*AIM*
Extract each line bearing the word "العلم".

*DATA SUPPLIED*
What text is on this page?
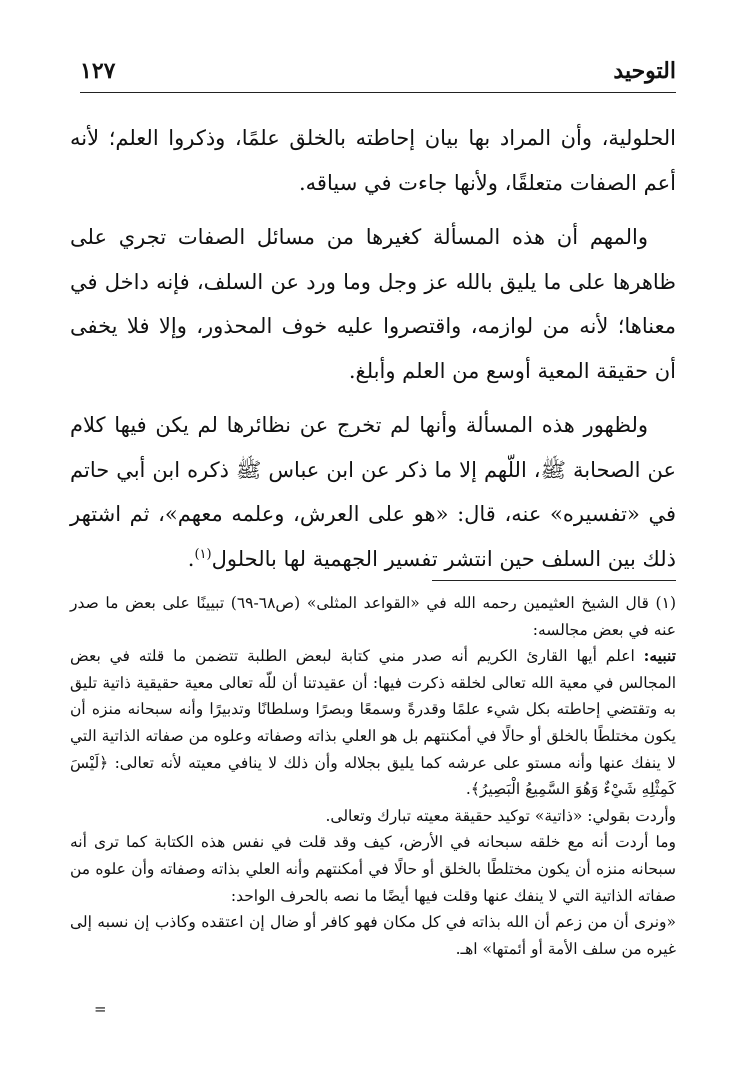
التوحيد
١٢٧

الحلولية، وأن المراد بها بيان إحاطته بالخلق علمًا، وذكروا العلم؛ لأنه أعم الصفات متعلقًا، ولأنها جاءت في سياقه.

والمهم أن هذه المسألة كغيرها من مسائل الصفات تجري على ظاهرها على ما يليق بالله عز وجل وما ورد عن السلف، فإنه داخل في معناها؛ لأنه من لوازمه، واقتصروا عليه خوف المحذور، وإلا فلا يخفى أن حقيقة المعية أوسع من العلم وأبلغ.

ولظهور هذه المسألة وأنها لم تخرج عن نظائرها لم يكن فيها كلام عن الصحابة ﷺ، اللّهم إلا ما ذكر عن ابن عباس ﷺ ذكره ابن أبي حاتم في «تفسيره» عنه، قال: «هو على العرش، وعلمه معهم»، ثم اشتهر ذلك بين السلف حين انتشر تفسير الجهمية لها بالحلول$^{(١)}$.

(١) قال الشيخ العثيمين رحمه الله في «القواعد المثلى» (ص٦٨-٦٩) تبيينًا على بعض ما صدر عنه في بعض مجالسه:

تنبيه: اعلم أيها القارئ الكريم أنه صدر مني كتابة لبعض الطلبة تتضمن ما قلته في بعض المجالس في معية الله تعالى لخلقه ذكرت فيها: أن عقيدتنا أن للّه تعالى معية حقيقية ذاتية تليق به وتقتضي إحاطته بكل شيء علمًا وقدرةً وسمعًا وبصرًا وسلطانًا وتدبيرًا وأنه سبحانه منزه أن يكون مختلطًا بالخلق أو حالًا في أمكنتهم بل هو العلي بذاته وصفاته وعلوه من صفاته الذاتية التي لا ينفك عنها وأنه مستو على عرشه كما يليق بجلاله وأن ذلك لا ينافي معيته لأنه تعالى: ﴿لَيْسَ كَمِثْلِهِ شَيْءٌ وَهُوَ السَّمِيعُ الْبَصِيرُ﴾.

وأردت بقولي: «ذاتية» توكيد حقيقة معيته تبارك وتعالى.

وما أردت أنه مع خلقه سبحانه في الأرض، كيف وقد قلت في نفس هذه الكتابة كما ترى أنه سبحانه منزه أن يكون مختلطًا بالخلق أو حالًا في أمكنتهم وأنه العلي بذاته وصفاته وأن علوه من صفاته الذاتية التي لا ينفك عنها وقلت فيها أيضًا ما نصه بالحرف الواحد:

«ونرى أن من زعم أن الله بذاته في كل مكان فهو كافر أو ضال إن اعتقده وكاذب إن نسبه إلى غيره من سلف الأمة أو أئمتها» اهـ.

=
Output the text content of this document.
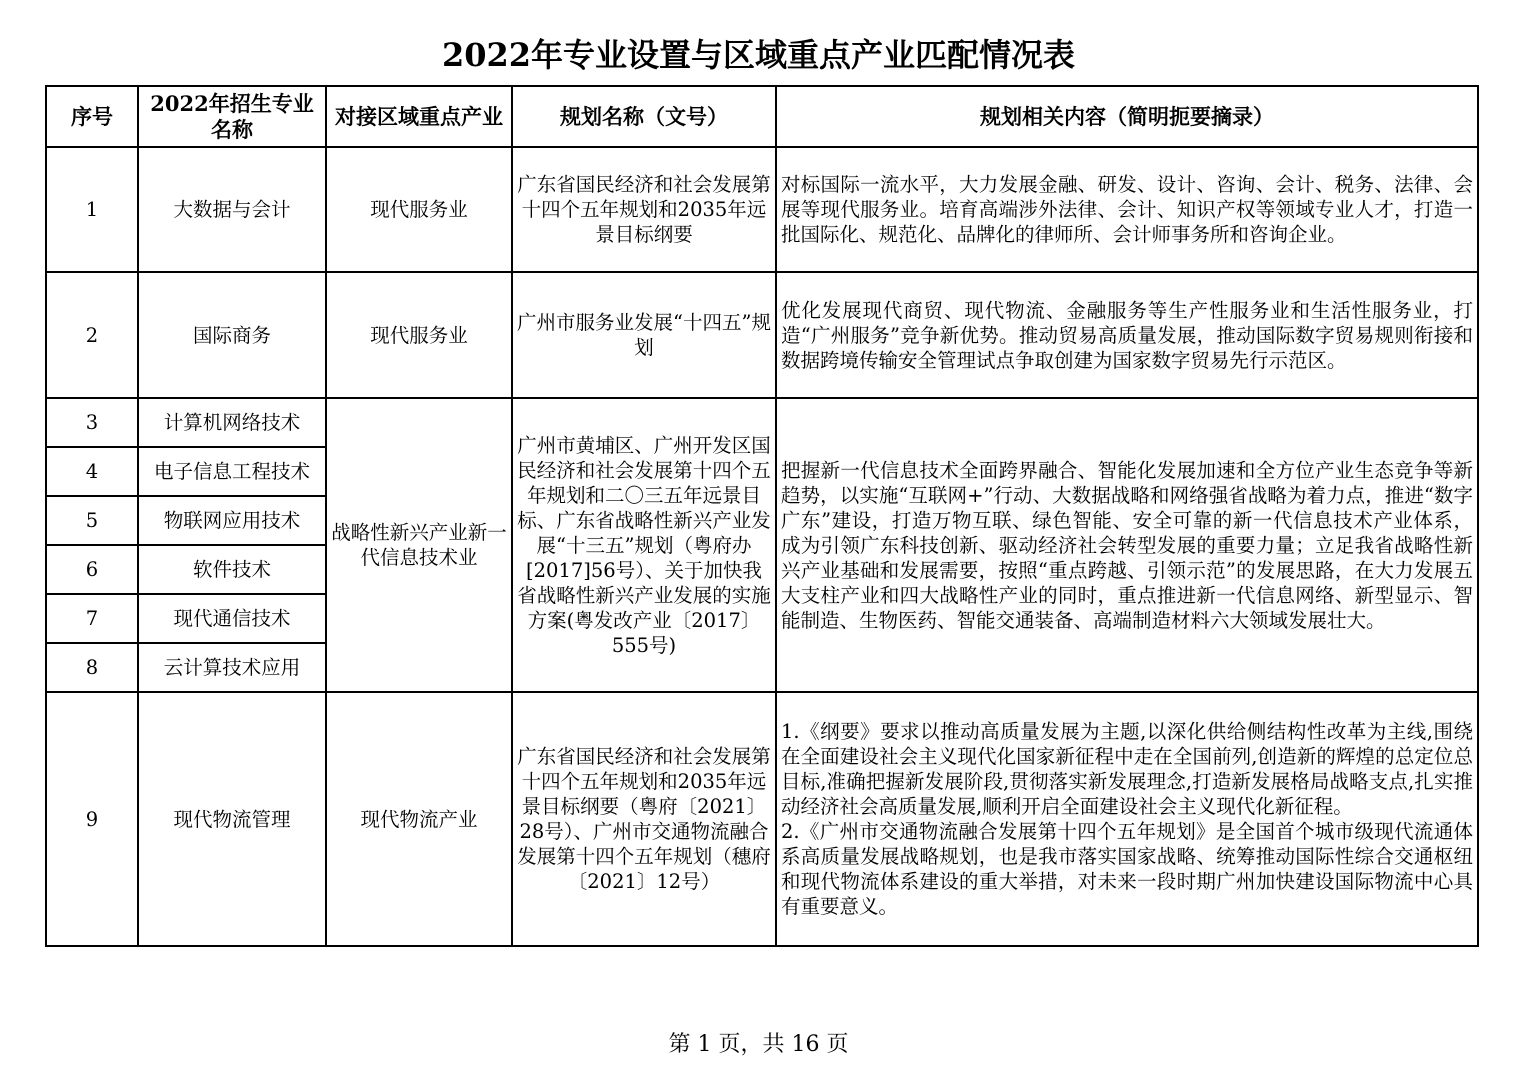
2022年专业设置与区域重点产业匹配情况表
序号	2022年招生专业名称	对接区域重点产业	规划名称（文号）	规划相关内容（简明扼要摘录）
1	大数据与会计	现代服务业	广东省国民经济和社会发展第十四个五年规划和2035年远景目标纲要	对标国际一流水平，大力发展金融、研发、设计、咨询、会计、税务、法律、会展等现代服务业。培育高端涉外法律、会计、知识产权等领域专业人才，打造一批国际化、规范化、品牌化的律师所、会计师事务所和咨询企业。
2	国际商务	现代服务业	广州市服务业发展“十四五”规划	优化发展现代商贸、现代物流、金融服务等生产性服务业和生活性服务业，打造“广州服务”竞争新优势。推动贸易高质量发展，推动国际数字贸易规则衔接和数据跨境传输安全管理试点争取创建为国家数字贸易先行示范区。
3	计算机网络技术	战略性新兴产业新一代信息技术业	广州市黄埔区、广州开发区国民经济和社会发展第十四个五年规划和二〇三五年远景目标、广东省战略性新兴产业发展“十三五”规划（粤府办[2017]56号）、关于加快我省战略性新兴产业发展的实施方案(粤发改产业〔2017〕555号)	把握新一代信息技术全面跨界融合、智能化发展加速和全方位产业生态竞争等新趋势，以实施“互联网+”行动、大数据战略和网络强省战略为着力点，推进“数字广东”建设，打造万物互联、绿色智能、安全可靠的新一代信息技术产业体系，成为引领广东科技创新、驱动经济社会转型发展的重要力量；立足我省战略性新兴产业基础和发展需要，按照“重点跨越、引领示范”的发展思路，在大力发展五大支柱产业和四大战略性产业的同时，重点推进新一代信息网络、新型显示、智能制造、生物医药、智能交通装备、高端制造材料六大领域发展壮大。
4	电子信息工程技术			
5	物联网应用技术			
6	软件技术			
7	现代通信技术			
8	云计算技术应用			
9	现代物流管理	现代物流产业	广东省国民经济和社会发展第十四个五年规划和2035年远景目标纲要（粤府〔2021〕28号）、广州市交通物流融合发展第十四个五年规划（穗府〔2021〕12号）	1.《纲要》要求以推动高质量发展为主题,以深化供给侧结构性改革为主线,围绕在全面建设社会主义现代化国家新征程中走在全国前列,创造新的辉煌的总定位总目标,准确把握新发展阶段,贯彻落实新发展理念,打造新发展格局战略支点,扎实推动经济社会高质量发展,顺利开启全面建设社会主义现代化新征程。
2.《广州市交通物流融合发展第十四个五年规划》是全国首个城市级现代流通体系高质量发展战略规划，也是我市落实国家战略、统筹推动国际性综合交通枢纽和现代物流体系建设的重大举措，对未来一段时期广州加快建设国际物流中心具有重要意义。
第 1 页，共 16 页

*EXERCISE RESULT*
الحلولية، وأن المراد بها بيان إحاطته بالخلق علمًا، وذكروا العلم؛ لأنه أعم الصفات متعلقًا، ولأنها جاءت في سياقه.
والمهم أن هذه المسألة كغيرها من مسائل الصفات تجري على ظاهرها على ما يليق بالله عز وجل وما ورد عن السلف، فإنه داخل في معناها؛ لأنه من لوازمه، واقتصروا عليه خوف المحذور، وإلا فلا يخفى أن حقيقة المعية أوسع من العلم وأبلغ.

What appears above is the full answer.